───── Quoted text

# First steps

In [None]:
!git clone https://github.com/retentioneering/retentioneering-tools.git
!python retentioneering-tools/setup.py install
!pip install shap==0.29.1
!pip install -I shap

In [None]:
PROJECT_PATH = 'retentioneering-tools'
from importlib.machinery import SourceFileLoader
somemodule = SourceFileLoader('retentioneering', 'retentioneering-tools/retentioneering/__init__.py').load_module()

In [None]:
from retentioneering import init_config
import pandas as pd

Firstly, we need to initialize our config file

In [None]:
init_config(
    experiments_folder='experiments', # folder for saving experiment results: graph visualization, heatmaps and etc.

──────────

Actions to take:
[1] In the first steps notebook, which version of shap is installed before the unpinned reinstall?
[2] Please pick up the first steps notebook at the point where it stops and continue it.

───── Supplied data

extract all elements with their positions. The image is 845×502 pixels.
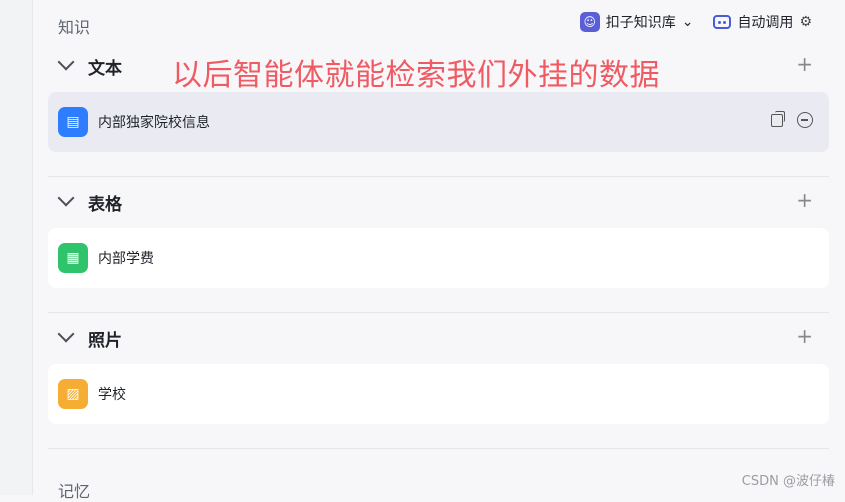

──────────

Results:
[1] 0.29.1

[2]
    index_col='user_pseudo_id', # column by which we split users / sessions / whatever
    event_col='event_name', # column that describes event
    event_time_col='event_timestamp', # column that describes timestamp of event
    positive_target_event='passed', # name of positive target event
    negative_target_event='lost', # name of negative target event
    pos_target_definition={ # how to define positive event, e.g. empty means that add passed for whom was not 'lost'

    },
    neg_target_definition={ # how to define negative event, e.g. users who were inactive for 600 seconds.
        'time_limit': 600
    },
#     neg_target_definition={ # you also can define target event as list of other events
#         'event_list': ['lost']
#     }
)

We need to create instance of pandas DataFrame with our data.

In [None]:
import os
os.chdir('retentioneering-tools')
data = pd.read_csv('examples/data/train.csv')
data = data.sort_values('event_timestamp')

In [None]:
data = data.retention.prepare()

In [None]:
data.head()

In [None]:
edgelist = data.retention.get_edgelist()
edgelist.head()

You can use any columns as edge source and target using `cols` param, by default it is equal to list of `event_col` and automatically created `next_event` (shift of it) is used.

Also you can use any column and any aggregation e.g.
one can calculate number of unique users, who passed through edge via next chunk

In [None]:
data.head()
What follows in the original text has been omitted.